= SUPPLIED TEXT =
Book Review: Race to the Sun by Rebecca Roanhorse

Title: Race to the Sun
Author: Rebecca Roanhorse
Publisher: Disney Book Group / Rick Riordan Presents
Publication date: January 14, 2020
Length: 256 pages
Genre: Middle grade fiction
Source: Review copy courtesy of the publisher via NetGalley
Rating:

Rating: 4 out of 5.

Lately, seventh grader Nizhoni Begay has been able to detect monsters, like that man in the fancy suit who was in the bleachers at her basketball game. Turns out he’s Mr. Charles, her dad’s new boss at the oil and gas company, and he’s alarmingly interested in Nizhoni and her brother, Mac, their Navajo heritage, and the legend of the Hero Twins. Nizhoni knows he’s a threat, but her father won’t believe her.

When Dad disappears the next day, leaving behind a message that says “Run!”, the siblings and Nizhoni’s best friend, Davery, are thrust into a rescue mission that can only be accomplished with the help of Diné Holy People, all disguised as quirky characters. Their aid will come at a price: the kids must pass a series of trials in which it seems like nature itself is out to kill them. If Nizhoni, Mac, and Davery can reach the House of the Sun, they will be outfitted with what they need to defeat the ancient monsters Mr. Charles has unleashed. But it will take more than weapons for Nizhoni to become the hero she was destined to be . . .

Timeless themes such as the importance of family and respect for the land resonate in this funny, fast-paced, and exciting quest adventure set in the American Southwest. 

What fun! Race to the Sun is the middle grade children’s adventure novel that we absolutely needed!

Written by the talented Rebecca Roanhorse, Race to the Sun uses Navajo mythology in an epic quest full of danger and trials. Main characer Nizhoni, a 7th grader who wants to be special, finds herself able to sense monsters — a gift which becomes crucial when her father goes missing.

= TASKS =
A – Translate this sentence from the Race to the Sun review into Spanish: "Nizhoni knows he’s a threat, but her father won’t believe her."
B – Please reproduce the Race to the Sun review from "Timeless themes such" up to and including "we absolutely needed!".

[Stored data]
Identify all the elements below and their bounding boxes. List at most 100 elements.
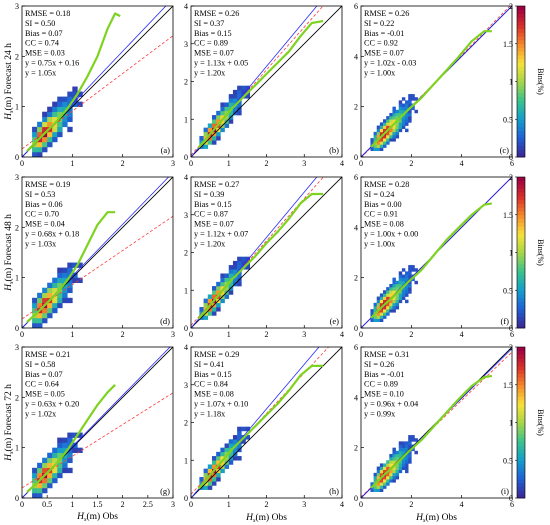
colorbar-tick-label: 0	[509, 324, 513, 333]
density-cell	[389, 112, 393, 117]
stat-line: Bias = 0.15	[194, 200, 232, 209]
density-cell	[386, 138, 390, 142]
density-cell	[405, 271, 409, 275]
density-cell	[241, 426, 246, 432]
stat-line: MSE = 0.03	[25, 49, 65, 58]
density-cell	[398, 441, 403, 445]
identity-line	[191, 347, 342, 498]
density-cell	[37, 472, 43, 479]
colorbar-segment	[517, 263, 525, 268]
x-tick-label: 4	[460, 500, 464, 509]
stat-line: RMSE = 0.28	[364, 180, 409, 189]
density-cell	[228, 451, 234, 457]
colorbar-segment	[517, 260, 525, 265]
density-cell	[405, 274, 409, 278]
x-tick-label: 4	[340, 500, 344, 509]
stat-line: RMSE = 0.31	[364, 350, 409, 359]
density-cell	[245, 426, 251, 432]
colorbar: 0 0.5 1 1.5 2 Bins(%)	[503, 173, 545, 333]
density-cell	[405, 460, 409, 464]
density-cell	[207, 464, 213, 469]
x-tick-label: 0	[359, 330, 363, 339]
colorbar-segment	[517, 467, 525, 472]
density-cell	[67, 282, 73, 289]
density-cell	[398, 469, 403, 474]
colorbar-segment	[517, 73, 525, 79]
colorbar-segment	[517, 286, 525, 291]
density-cell	[211, 294, 217, 299]
density-cell	[370, 312, 374, 316]
colorbar-segment	[517, 403, 525, 408]
density-cell	[220, 102, 225, 107]
stat-line: Bias = 0.06	[25, 200, 63, 209]
density-cell	[216, 119, 221, 124]
density-cell	[379, 482, 384, 486]
colorbar-segment	[517, 9, 525, 14]
x-tick-label: 6	[510, 330, 514, 339]
density-cell	[411, 277, 415, 282]
colorbar-segment	[517, 354, 525, 359]
density-cell	[395, 122, 400, 126]
x-tick-label: 2	[121, 500, 125, 509]
density-cell	[52, 447, 58, 453]
x-tick-label: 2	[121, 330, 125, 339]
colorbar-segment	[517, 294, 525, 299]
density-cell	[376, 482, 381, 486]
reference-lines	[361, 6, 512, 157]
density-cell	[376, 144, 381, 148]
x-tick-label: 2	[265, 500, 269, 509]
density-cell	[389, 122, 393, 126]
density-cell	[398, 453, 403, 458]
stat-line: y = 1.00x	[364, 239, 395, 248]
density-cell	[203, 485, 209, 490]
colorbar-segment	[517, 100, 525, 105]
density-cell	[77, 91, 83, 97]
colorbar-tick-label: 0	[509, 494, 513, 503]
density-cell	[228, 460, 234, 465]
density-cell	[389, 309, 393, 313]
density-cell	[47, 462, 53, 469]
density-cell	[220, 115, 225, 120]
binned-mean-line	[370, 30, 492, 148]
x-tick-label: 3	[171, 500, 175, 509]
colorbar-segment	[517, 180, 525, 185]
colorbar-segment	[517, 222, 525, 227]
density-cell	[383, 144, 387, 148]
density-cell	[398, 277, 403, 282]
density-cell	[52, 297, 58, 304]
density-cell	[411, 268, 415, 272]
density-cell	[401, 280, 406, 285]
density-cell	[392, 296, 396, 300]
colorbar-tick-label: 1.5	[503, 381, 513, 390]
x-tick-label: 1	[227, 159, 231, 168]
density-cell	[203, 472, 209, 478]
density-cell	[376, 147, 381, 152]
density-cell	[395, 302, 400, 307]
density-cell	[405, 299, 409, 304]
reference-lines	[361, 177, 512, 328]
panel-label: (i)	[501, 486, 509, 496]
density-cell	[398, 280, 403, 285]
density-cell	[220, 468, 225, 474]
density-cell	[379, 131, 384, 136]
reference-lines	[191, 347, 342, 498]
density-cell	[62, 467, 68, 474]
density-cell	[408, 100, 412, 104]
x-tick-label: 3	[302, 500, 306, 509]
density-cell	[211, 481, 217, 486]
density-cell	[386, 134, 390, 139]
stat-line: RMSE = 0.27	[194, 180, 239, 189]
colorbar-segment	[517, 441, 525, 446]
y-axis-label: Hs(m) Forecast 24 h	[3, 43, 15, 121]
colorbar-segment	[517, 384, 525, 389]
density-cell	[211, 460, 217, 465]
density-cell	[379, 315, 384, 319]
density-cell	[379, 466, 384, 470]
colorbar-segment	[517, 267, 525, 272]
colorbar-tick-label: 0	[509, 153, 513, 162]
density-cell	[386, 122, 390, 126]
density-cell	[47, 307, 53, 314]
density-cell	[386, 290, 390, 294]
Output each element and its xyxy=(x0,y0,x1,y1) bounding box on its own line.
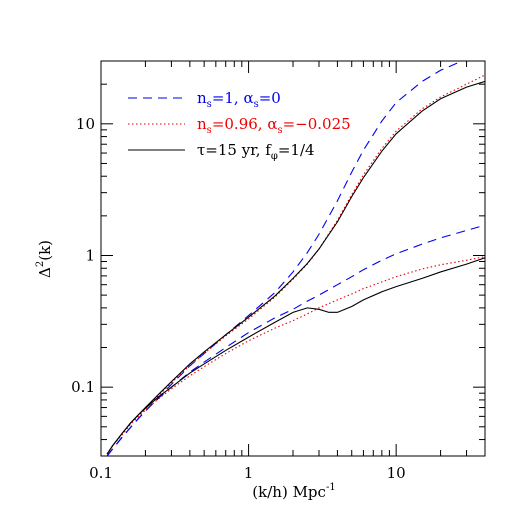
legend-sub: φ xyxy=(271,151,278,162)
series-line-dashed-0 xyxy=(106,61,464,456)
series-line-dotted-0 xyxy=(106,74,485,455)
series-line-solid-1 xyxy=(106,257,485,455)
major-ticks xyxy=(100,61,485,456)
legend-part: =0 xyxy=(259,89,281,107)
legend-part: n xyxy=(197,89,207,107)
y-axis-label: Δ2(k) xyxy=(35,240,54,278)
legend-label: ns=1, αs=0 xyxy=(197,89,281,110)
x-tick-label: 0.1 xyxy=(89,464,113,482)
legend-part: =1/4 xyxy=(278,141,315,159)
series-line-dashed-1 xyxy=(106,224,485,456)
x-tick-label: 1 xyxy=(244,464,254,482)
legend-part: n xyxy=(197,115,207,133)
y-tick-label: 10 xyxy=(76,115,95,133)
y-tick-label: 1 xyxy=(85,246,95,264)
legend-label: ns=0.96, αs=−0.025 xyxy=(197,115,351,136)
x-axis-label: (k/h) Mpc-1 xyxy=(252,482,335,501)
legend-sub: s xyxy=(277,125,282,136)
legend-sub: s xyxy=(207,125,212,136)
series-line-solid-0 xyxy=(106,80,485,455)
tick-labels: 0.1 1 10 0.1 1 10 xyxy=(71,115,406,482)
legend-sub: s xyxy=(254,99,259,110)
y-axis-label-sup: 2 xyxy=(35,261,46,267)
series-group xyxy=(106,61,485,456)
legend-part: τ=15 yr, f xyxy=(197,141,272,159)
legend-sub: s xyxy=(207,99,212,110)
series-line-dotted-1 xyxy=(106,256,485,455)
y-tick-label: 0.1 xyxy=(71,378,95,396)
x-axis-label-sup: -1 xyxy=(326,482,336,493)
legend-label: τ=15 yr, fφ=1/4 xyxy=(197,141,315,162)
legend-part: =−0.025 xyxy=(283,115,351,133)
x-tick-label: 10 xyxy=(387,464,406,482)
legend-part: =1, α xyxy=(212,89,254,107)
minor-ticks xyxy=(101,60,486,457)
y-axis-label-tail: (k) xyxy=(36,240,54,261)
legend-part: =0.96, α xyxy=(212,115,278,133)
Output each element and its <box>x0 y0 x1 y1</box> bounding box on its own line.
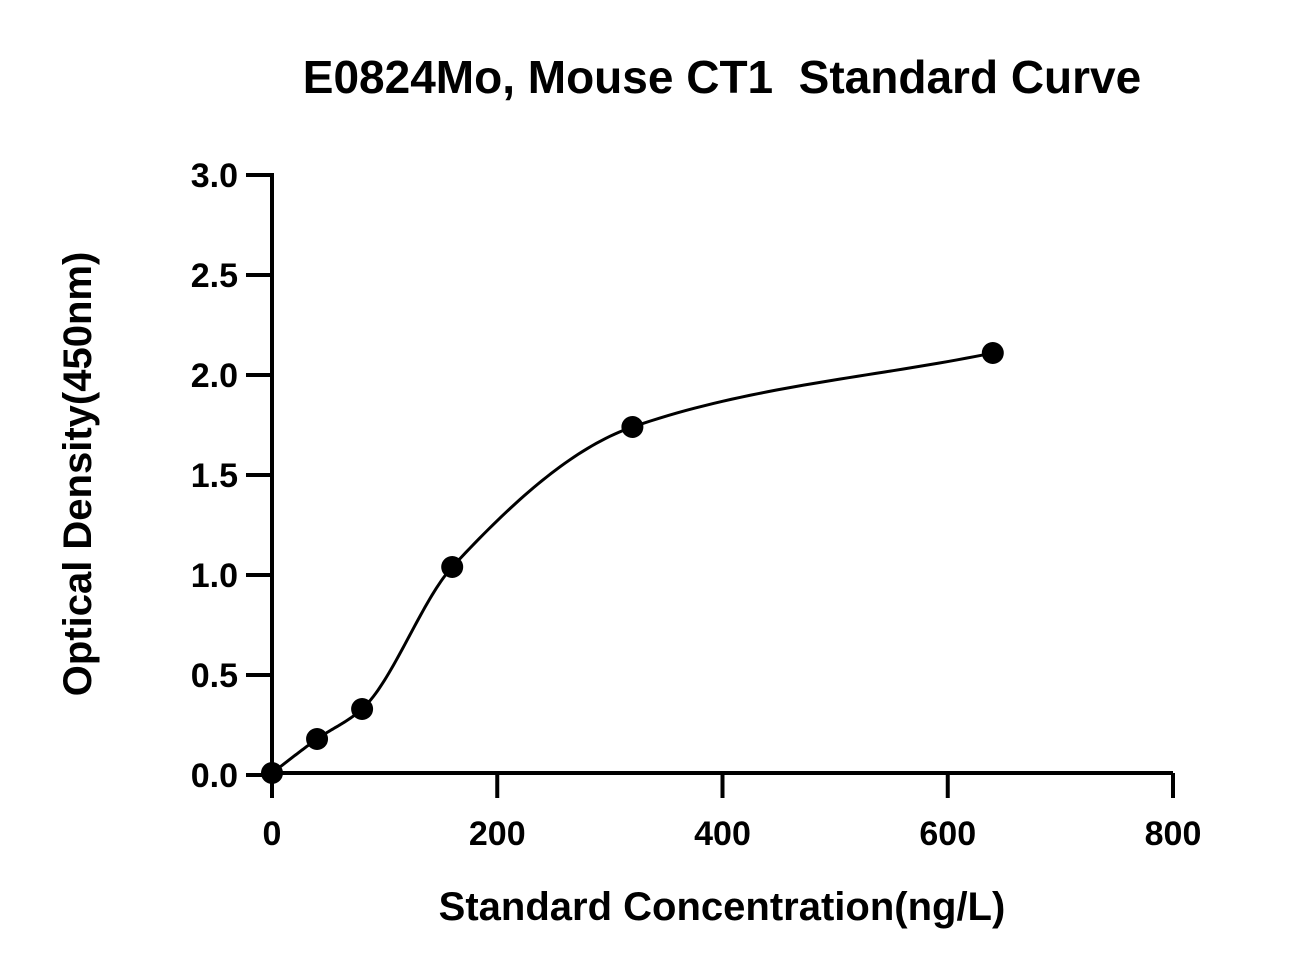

= SOLUTIONS =
A – Nizhoni sabe que él es una amenaza, pero su padre no le cree.

B –
Timeless themes such as the importance of family and respect for the land resonate in this funny, fast-paced, and exciting quest adventure set in the American Southwest. 

What fun! Race to the Sun is the middle grade children’s adventure novel that we absolutely needed!